What the task asks ▸
Find each line with the string "wartości" and copy it.

------------------------

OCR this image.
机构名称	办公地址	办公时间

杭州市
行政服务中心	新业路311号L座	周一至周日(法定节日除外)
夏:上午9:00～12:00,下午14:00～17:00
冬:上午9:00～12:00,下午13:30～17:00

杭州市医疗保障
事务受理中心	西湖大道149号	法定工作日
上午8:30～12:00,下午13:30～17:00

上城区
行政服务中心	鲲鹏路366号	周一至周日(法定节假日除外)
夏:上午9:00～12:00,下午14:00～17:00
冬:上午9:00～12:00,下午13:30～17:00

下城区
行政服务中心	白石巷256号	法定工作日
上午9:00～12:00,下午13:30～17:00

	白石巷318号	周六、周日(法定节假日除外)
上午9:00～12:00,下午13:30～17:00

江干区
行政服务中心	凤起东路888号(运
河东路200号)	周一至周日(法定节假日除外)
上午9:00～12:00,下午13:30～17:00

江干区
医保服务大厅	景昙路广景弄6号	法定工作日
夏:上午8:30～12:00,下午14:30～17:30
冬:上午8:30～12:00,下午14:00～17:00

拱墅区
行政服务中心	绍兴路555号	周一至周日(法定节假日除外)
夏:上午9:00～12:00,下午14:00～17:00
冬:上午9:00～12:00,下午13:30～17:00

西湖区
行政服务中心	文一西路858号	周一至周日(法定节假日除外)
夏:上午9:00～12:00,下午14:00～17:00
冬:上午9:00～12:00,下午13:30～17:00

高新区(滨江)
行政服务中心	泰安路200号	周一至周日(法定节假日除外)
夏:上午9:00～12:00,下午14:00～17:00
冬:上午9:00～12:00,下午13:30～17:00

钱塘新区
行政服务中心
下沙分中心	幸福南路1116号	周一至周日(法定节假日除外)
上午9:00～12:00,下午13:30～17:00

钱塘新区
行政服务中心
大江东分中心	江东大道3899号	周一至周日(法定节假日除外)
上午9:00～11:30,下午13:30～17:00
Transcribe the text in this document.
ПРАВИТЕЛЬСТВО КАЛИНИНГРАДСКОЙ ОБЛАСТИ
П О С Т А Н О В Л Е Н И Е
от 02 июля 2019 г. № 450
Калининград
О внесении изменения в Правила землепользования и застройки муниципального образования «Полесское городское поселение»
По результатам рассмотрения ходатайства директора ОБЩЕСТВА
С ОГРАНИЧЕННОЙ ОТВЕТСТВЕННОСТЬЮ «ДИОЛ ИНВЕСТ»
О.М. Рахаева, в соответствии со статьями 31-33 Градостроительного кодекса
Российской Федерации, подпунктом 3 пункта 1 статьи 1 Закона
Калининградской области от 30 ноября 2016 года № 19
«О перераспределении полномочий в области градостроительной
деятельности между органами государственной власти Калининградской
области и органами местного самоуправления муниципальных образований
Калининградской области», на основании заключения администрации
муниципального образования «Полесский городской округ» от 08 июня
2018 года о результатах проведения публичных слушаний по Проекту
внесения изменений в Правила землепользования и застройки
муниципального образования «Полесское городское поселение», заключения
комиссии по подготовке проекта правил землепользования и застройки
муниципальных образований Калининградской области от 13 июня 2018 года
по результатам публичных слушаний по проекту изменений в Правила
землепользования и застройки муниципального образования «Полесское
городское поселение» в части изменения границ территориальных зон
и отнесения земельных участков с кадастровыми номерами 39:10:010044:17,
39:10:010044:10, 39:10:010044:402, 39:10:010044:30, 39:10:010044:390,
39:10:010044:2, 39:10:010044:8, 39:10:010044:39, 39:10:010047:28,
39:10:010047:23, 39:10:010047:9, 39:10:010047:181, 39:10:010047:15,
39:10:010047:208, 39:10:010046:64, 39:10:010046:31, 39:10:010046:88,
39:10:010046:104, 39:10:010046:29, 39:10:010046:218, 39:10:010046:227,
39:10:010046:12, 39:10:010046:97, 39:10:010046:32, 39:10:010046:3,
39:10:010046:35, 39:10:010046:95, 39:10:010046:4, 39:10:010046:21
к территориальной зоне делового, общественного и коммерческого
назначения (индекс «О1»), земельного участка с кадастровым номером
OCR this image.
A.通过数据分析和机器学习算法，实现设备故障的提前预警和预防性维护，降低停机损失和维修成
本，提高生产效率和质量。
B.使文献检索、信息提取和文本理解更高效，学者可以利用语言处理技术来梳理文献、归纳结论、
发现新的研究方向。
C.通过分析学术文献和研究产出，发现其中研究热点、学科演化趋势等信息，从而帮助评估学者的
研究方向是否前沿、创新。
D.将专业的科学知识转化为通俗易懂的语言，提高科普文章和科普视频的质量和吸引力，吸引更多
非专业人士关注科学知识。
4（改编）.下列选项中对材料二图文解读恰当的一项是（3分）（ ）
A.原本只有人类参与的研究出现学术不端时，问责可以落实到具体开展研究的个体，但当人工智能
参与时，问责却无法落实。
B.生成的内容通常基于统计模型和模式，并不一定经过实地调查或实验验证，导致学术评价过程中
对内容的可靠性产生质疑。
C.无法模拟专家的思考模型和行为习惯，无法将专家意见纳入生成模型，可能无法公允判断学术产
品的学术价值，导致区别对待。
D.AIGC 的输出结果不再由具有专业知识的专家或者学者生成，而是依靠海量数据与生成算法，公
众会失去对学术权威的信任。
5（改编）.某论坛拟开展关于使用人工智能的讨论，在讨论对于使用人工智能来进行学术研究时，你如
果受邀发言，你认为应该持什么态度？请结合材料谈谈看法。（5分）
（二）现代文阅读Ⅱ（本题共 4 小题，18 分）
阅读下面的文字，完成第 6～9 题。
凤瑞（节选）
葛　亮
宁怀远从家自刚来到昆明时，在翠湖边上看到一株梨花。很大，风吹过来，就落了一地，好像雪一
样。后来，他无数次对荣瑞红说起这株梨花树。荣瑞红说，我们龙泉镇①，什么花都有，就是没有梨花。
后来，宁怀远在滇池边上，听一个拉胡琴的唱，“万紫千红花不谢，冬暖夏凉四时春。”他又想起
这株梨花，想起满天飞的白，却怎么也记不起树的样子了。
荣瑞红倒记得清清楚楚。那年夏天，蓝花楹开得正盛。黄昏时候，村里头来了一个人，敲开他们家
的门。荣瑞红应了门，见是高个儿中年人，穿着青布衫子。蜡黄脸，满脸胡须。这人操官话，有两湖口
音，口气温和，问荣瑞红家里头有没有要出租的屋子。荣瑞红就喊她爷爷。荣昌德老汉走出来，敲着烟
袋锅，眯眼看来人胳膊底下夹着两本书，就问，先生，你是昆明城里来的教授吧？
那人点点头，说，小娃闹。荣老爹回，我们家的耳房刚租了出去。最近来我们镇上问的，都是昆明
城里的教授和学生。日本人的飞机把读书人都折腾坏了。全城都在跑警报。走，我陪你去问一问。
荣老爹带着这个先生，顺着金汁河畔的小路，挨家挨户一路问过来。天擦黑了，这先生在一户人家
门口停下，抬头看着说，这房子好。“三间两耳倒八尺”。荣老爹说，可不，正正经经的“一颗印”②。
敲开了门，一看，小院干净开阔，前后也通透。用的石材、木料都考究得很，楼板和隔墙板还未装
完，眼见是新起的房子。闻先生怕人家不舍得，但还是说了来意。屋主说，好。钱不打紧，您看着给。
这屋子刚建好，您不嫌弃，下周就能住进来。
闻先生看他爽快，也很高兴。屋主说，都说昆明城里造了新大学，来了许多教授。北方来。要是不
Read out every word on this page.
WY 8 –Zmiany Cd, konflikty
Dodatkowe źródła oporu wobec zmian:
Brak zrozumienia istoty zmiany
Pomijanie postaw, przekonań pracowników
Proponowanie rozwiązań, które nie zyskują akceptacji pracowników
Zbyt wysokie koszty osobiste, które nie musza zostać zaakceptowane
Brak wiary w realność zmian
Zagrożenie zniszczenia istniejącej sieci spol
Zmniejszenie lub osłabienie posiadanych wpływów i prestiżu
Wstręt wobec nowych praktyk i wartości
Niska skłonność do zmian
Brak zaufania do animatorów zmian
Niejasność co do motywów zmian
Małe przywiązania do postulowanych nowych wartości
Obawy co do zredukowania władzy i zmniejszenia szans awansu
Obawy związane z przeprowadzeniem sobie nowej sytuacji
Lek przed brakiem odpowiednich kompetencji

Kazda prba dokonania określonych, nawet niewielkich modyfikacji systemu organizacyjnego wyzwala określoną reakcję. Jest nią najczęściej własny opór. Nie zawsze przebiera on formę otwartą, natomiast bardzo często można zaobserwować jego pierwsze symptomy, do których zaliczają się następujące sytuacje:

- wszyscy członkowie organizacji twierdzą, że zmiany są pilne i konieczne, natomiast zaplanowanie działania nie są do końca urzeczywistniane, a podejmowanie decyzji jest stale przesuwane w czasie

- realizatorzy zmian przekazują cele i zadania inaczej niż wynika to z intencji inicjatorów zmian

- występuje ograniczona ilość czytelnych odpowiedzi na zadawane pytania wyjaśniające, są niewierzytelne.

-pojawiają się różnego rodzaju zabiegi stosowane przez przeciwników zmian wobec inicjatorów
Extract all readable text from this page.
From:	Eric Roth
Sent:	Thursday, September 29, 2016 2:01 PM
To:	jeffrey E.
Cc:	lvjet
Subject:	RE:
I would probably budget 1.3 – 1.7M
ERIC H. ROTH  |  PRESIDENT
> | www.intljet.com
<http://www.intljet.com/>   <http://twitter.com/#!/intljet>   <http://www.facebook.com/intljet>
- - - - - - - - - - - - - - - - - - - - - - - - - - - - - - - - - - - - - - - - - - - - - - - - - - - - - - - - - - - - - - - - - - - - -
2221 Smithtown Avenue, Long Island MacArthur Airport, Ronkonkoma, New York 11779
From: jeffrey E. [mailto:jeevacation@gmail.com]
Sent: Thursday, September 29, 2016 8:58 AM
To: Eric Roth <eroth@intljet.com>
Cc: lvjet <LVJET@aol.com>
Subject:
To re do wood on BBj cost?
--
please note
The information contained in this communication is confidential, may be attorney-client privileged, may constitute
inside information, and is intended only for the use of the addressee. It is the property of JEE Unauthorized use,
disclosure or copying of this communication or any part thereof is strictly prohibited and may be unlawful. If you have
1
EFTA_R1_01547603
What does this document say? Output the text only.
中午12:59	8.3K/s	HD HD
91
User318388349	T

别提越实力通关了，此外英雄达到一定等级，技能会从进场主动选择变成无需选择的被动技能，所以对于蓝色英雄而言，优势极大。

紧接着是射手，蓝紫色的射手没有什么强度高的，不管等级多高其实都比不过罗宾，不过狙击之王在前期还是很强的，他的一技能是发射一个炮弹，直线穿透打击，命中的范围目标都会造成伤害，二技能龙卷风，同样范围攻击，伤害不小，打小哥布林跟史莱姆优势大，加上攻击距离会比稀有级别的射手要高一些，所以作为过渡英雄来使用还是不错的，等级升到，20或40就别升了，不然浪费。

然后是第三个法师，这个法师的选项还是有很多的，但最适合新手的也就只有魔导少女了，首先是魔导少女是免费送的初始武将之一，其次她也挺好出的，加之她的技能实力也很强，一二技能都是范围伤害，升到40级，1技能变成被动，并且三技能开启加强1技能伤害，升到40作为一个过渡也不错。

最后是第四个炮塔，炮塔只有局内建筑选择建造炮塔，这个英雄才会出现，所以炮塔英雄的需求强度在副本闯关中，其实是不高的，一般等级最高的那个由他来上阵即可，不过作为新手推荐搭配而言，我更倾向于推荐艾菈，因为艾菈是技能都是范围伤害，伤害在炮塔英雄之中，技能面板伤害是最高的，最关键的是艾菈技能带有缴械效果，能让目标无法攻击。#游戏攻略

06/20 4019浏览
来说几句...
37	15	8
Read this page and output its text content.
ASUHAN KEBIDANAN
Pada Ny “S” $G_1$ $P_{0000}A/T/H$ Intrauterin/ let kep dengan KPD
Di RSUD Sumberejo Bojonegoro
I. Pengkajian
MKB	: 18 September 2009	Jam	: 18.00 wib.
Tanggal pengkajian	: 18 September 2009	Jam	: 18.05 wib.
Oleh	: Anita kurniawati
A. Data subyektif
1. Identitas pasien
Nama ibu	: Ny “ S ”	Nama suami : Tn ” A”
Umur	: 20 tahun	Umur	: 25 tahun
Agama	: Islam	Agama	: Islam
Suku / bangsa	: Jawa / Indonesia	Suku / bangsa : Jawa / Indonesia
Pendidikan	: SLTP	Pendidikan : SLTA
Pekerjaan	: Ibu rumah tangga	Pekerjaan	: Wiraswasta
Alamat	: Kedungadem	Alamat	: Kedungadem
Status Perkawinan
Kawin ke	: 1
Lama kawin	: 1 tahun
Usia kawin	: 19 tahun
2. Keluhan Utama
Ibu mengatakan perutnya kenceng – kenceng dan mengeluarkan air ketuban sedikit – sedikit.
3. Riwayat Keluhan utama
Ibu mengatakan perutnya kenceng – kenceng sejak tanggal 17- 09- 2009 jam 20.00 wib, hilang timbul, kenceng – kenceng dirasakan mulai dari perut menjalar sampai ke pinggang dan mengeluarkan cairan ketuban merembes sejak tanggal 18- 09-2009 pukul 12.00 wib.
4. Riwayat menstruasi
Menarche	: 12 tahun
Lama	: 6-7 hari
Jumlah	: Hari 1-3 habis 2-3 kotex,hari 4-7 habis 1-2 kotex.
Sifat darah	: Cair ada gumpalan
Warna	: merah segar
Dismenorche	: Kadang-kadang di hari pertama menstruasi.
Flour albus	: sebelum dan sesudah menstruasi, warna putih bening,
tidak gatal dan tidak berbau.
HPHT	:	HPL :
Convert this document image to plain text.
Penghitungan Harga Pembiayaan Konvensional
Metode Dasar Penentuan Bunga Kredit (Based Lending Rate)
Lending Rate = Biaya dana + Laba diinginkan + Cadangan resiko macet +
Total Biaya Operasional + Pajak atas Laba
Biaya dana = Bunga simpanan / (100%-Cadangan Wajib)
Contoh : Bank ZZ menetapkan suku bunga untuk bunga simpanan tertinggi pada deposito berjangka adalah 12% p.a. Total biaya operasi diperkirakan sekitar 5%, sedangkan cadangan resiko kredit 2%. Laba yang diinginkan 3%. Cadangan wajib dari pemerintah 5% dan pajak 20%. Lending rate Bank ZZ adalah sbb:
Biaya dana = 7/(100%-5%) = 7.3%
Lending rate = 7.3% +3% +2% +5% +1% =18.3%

------------------------

Solution for this exercise ▸
Wstręt wobec nowych praktyk i wartości
Małe przywiązania do postulowanych nowych wartości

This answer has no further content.